**Exercise requirements**. Below are some records; return each one exactly.

++++

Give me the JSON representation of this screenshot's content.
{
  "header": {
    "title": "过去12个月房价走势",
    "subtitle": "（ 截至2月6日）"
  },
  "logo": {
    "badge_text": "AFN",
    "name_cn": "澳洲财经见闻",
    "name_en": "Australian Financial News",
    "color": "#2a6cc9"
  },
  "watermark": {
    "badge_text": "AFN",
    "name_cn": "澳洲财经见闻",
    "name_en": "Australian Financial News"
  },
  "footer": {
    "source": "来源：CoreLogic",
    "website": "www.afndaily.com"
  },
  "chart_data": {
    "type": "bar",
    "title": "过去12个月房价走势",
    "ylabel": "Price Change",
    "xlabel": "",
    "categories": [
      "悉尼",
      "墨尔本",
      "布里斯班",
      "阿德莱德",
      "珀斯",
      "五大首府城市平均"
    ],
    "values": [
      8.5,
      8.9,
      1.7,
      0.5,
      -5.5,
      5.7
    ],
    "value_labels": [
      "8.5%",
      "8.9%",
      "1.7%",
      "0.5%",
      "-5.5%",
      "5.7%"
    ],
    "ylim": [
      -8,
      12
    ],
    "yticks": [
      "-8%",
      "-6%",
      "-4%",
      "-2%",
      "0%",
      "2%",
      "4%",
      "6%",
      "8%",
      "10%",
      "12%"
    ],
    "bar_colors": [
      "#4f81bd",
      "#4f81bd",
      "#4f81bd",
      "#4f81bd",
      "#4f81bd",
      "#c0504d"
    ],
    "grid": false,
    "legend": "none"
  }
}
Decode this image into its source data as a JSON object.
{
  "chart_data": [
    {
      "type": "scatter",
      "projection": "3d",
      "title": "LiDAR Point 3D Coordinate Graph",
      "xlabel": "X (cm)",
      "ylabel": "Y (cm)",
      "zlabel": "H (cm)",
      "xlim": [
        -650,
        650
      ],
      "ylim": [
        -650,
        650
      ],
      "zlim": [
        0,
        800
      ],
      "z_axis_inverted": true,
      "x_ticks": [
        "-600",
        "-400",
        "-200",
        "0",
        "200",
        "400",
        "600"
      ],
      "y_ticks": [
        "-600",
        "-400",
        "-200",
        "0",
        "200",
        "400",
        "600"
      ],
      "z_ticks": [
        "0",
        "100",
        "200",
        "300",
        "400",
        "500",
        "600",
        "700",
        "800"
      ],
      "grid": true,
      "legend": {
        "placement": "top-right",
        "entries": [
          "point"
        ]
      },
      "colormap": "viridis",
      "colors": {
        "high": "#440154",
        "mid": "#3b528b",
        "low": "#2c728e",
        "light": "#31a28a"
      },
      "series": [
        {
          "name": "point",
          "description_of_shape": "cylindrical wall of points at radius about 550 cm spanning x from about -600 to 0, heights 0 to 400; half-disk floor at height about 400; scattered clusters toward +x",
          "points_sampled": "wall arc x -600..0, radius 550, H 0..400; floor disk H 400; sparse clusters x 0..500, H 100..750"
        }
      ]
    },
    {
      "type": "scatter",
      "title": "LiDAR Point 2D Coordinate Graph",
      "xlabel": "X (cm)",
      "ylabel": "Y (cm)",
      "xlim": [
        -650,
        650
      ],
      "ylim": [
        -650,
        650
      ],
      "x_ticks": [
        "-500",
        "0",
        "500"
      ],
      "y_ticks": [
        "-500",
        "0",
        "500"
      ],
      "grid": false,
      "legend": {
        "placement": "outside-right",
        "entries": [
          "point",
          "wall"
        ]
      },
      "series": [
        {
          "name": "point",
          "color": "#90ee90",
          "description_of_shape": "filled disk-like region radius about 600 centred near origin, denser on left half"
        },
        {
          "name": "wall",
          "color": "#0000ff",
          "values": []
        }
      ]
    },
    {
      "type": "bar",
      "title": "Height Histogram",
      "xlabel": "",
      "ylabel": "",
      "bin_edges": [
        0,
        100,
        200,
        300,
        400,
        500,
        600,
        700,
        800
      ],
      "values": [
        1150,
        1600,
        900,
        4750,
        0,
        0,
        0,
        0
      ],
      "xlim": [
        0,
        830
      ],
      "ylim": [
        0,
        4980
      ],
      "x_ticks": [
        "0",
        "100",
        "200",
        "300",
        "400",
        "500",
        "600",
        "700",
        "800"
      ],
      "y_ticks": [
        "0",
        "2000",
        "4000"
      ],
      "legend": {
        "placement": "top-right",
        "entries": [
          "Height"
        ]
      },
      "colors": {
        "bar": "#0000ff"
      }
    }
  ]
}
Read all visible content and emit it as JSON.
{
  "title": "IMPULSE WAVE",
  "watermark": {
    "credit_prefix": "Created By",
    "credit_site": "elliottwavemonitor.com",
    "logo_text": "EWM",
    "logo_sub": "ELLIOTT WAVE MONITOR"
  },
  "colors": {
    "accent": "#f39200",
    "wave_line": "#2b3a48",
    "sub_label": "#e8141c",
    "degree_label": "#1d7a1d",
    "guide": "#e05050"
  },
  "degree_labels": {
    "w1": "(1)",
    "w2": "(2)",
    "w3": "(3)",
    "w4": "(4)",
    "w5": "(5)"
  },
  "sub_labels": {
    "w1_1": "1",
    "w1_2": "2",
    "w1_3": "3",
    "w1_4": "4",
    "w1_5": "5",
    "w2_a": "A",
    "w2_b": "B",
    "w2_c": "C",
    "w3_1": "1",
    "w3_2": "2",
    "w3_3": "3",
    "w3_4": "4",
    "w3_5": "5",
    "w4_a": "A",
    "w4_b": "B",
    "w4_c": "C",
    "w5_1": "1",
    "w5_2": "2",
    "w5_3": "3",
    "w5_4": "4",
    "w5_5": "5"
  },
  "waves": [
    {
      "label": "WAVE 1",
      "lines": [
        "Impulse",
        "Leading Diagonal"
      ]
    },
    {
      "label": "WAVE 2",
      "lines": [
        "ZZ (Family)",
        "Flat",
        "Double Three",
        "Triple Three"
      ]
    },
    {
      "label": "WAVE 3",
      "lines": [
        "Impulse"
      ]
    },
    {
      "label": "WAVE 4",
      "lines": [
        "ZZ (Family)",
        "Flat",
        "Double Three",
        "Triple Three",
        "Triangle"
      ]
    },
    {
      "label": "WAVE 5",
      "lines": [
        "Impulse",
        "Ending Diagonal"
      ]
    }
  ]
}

++++

**The answer**.
Give me the JSON representation of this screenshot's content.
{
  "header": {
    "title": "过去12个月房价走势",
    "subtitle": "（ 截至2月6日）"
  },
  "logo": {
    "badge_text": "AFN",
    "name_cn": "澳洲财经见闻",
    "name_en": "Australian Financial News",
    "color": "#2a6cc9"
  },
  "watermark": {
    "badge_text": "AFN",
    "name_cn": "澳洲财经见闻",
    "name_en": "Australian Financial News"
  },
  "footer": {
    "source": "来源：CoreLogic",
    "website": "www.afndaily.com"
  },
  "chart_data": {
    "type": "bar",
    "title": "过去12个月房价走势",
    "ylabel": "Price Change",
    "xlabel": "",
    "categories": [
      "悉尼",
      "墨尔本",
      "布里斯班",
      "阿德莱德",
      "珀斯",
      "五大首府城市平均"
    ],
    "values": [
      8.5,
      8.9,
      1.7,
      0.5,
      -5.5,
      5.7
    ],
    "value_labels": [
      "8.5%",
      "8.9%",
      "1.7%",
      "0.5%",
      "-5.5%",
      "5.7%"
    ],
    "ylim": [
      -8,
      12
    ],
    "yticks": [
      "-8%",
      "-6%",
      "-4%",
      "-2%",
      "0%",
      "2%",
      "4%",
      "6%",
      "8%",
      "10%",
      "12%"
    ],
    "bar_colors": [
      "#4f81bd",
      "#4f81bd",
      "#4f81bd",
      "#4f81bd",
      "#4f81bd",
      "#c0504d"
    ],
    "grid": false,
    "legend": "none"
  }
}
Decode this image into its source data as a JSON object.
{
  "chart_data": [
    {
      "type": "scatter",
      "projection": "3d",
      "title": "LiDAR Point 3D Coordinate Graph",
      "xlabel": "X (cm)",
      "ylabel": "Y (cm)",
      "zlabel": "H (cm)",
      "xlim": [
        -650,
        650
      ],
      "ylim": [
        -650,
        650
      ],
      "zlim": [
        0,
        800
      ],
      "z_axis_inverted": true,
      "x_ticks": [
        "-600",
        "-400",
        "-200",
        "0",
        "200",
        "400",
        "600"
      ],
      "y_ticks": [
        "-600",
        "-400",
        "-200",
        "0",
        "200",
        "400",
        "600"
      ],
      "z_ticks": [
        "0",
        "100",
        "200",
        "300",
        "400",
        "500",
        "600",
        "700",
        "800"
      ],
      "grid": true,
      "legend": {
        "placement": "top-right",
        "entries": [
          "point"
        ]
      },
      "colormap": "viridis",
      "colors": {
        "high": "#440154",
        "mid": "#3b528b",
        "low": "#2c728e",
        "light": "#31a28a"
      },
      "series": [
        {
          "name": "point",
          "description_of_shape": "cylindrical wall of points at radius about 550 cm spanning x from about -600 to 0, heights 0 to 400; half-disk floor at height about 400; scattered clusters toward +x",
          "points_sampled": "wall arc x -600..0, radius 550, H 0..400; floor disk H 400; sparse clusters x 0..500, H 100..750"
        }
      ]
    },
    {
      "type": "scatter",
      "title": "LiDAR Point 2D Coordinate Graph",
      "xlabel": "X (cm)",
      "ylabel": "Y (cm)",
      "xlim": [
        -650,
        650
      ],
      "ylim": [
        -650,
        650
      ],
      "x_ticks": [
        "-500",
        "0",
        "500"
      ],
      "y_ticks": [
        "-500",
        "0",
        "500"
      ],
      "grid": false,
      "legend": {
        "placement": "outside-right",
        "entries": [
          "point",
          "wall"
        ]
      },
      "series": [
        {
          "name": "point",
          "color": "#90ee90",
          "description_of_shape": "filled disk-like region radius about 600 centred near origin, denser on left half"
        },
        {
          "name": "wall",
          "color": "#0000ff",
          "values": []
        }
      ]
    },
    {
      "type": "bar",
      "title": "Height Histogram",
      "xlabel": "",
      "ylabel": "",
      "bin_edges": [
        0,
        100,
        200,
        300,
        400,
        500,
        600,
        700,
        800
      ],
      "values": [
        1150,
        1600,
        900,
        4750,
        0,
        0,
        0,
        0
      ],
      "xlim": [
        0,
        830
      ],
      "ylim": [
        0,
        4980
      ],
      "x_ticks": [
        "0",
        "100",
        "200",
        "300",
        "400",
        "500",
        "600",
        "700",
        "800"
      ],
      "y_ticks": [
        "0",
        "2000",
        "4000"
      ],
      "legend": {
        "placement": "top-right",
        "entries": [
          "Height"
        ]
      },
      "colors": {
        "bar": "#0000ff"
      }
    }
  ]
}
Read all visible content and emit it as JSON.
{
  "title": "IMPULSE WAVE",
  "watermark": {
    "credit_prefix": "Created By",
    "credit_site": "elliottwavemonitor.com",
    "logo_text": "EWM",
    "logo_sub": "ELLIOTT WAVE MONITOR"
  },
  "colors": {
    "accent": "#f39200",
    "wave_line": "#2b3a48",
    "sub_label": "#e8141c",
    "degree_label": "#1d7a1d",
    "guide": "#e05050"
  },
  "degree_labels": {
    "w1": "(1)",
    "w2": "(2)",
    "w3": "(3)",
    "w4": "(4)",
    "w5": "(5)"
  },
  "sub_labels": {
    "w1_1": "1",
    "w1_2": "2",
    "w1_3": "3",
    "w1_4": "4",
    "w1_5": "5",
    "w2_a": "A",
    "w2_b": "B",
    "w2_c": "C",
    "w3_1": "1",
    "w3_2": "2",
    "w3_3": "3",
    "w3_4": "4",
    "w3_5": "5",
    "w4_a": "A",
    "w4_b": "B",
    "w4_c": "C",
    "w5_1": "1",
    "w5_2": "2",
    "w5_3": "3",
    "w5_4": "4",
    "w5_5": "5"
  },
  "waves": [
    {
      "label": "WAVE 1",
      "lines": [
        "Impulse",
        "Leading Diagonal"
      ]
    },
    {
      "label": "WAVE 2",
      "lines": [
        "ZZ (Family)",
        "Flat",
        "Double Three",
        "Triple Three"
      ]
    },
    {
      "label": "WAVE 3",
      "lines": [
        "Impulse"
      ]
    },
    {
      "label": "WAVE 4",
      "lines": [
        "ZZ (Family)",
        "Flat",
        "Double Three",
        "Triple Three",
        "Triangle"
      ]
    },
    {
      "label": "WAVE 5",
      "lines": [
        "Impulse",
        "Ending Diagonal"
      ]
    }
  ]
}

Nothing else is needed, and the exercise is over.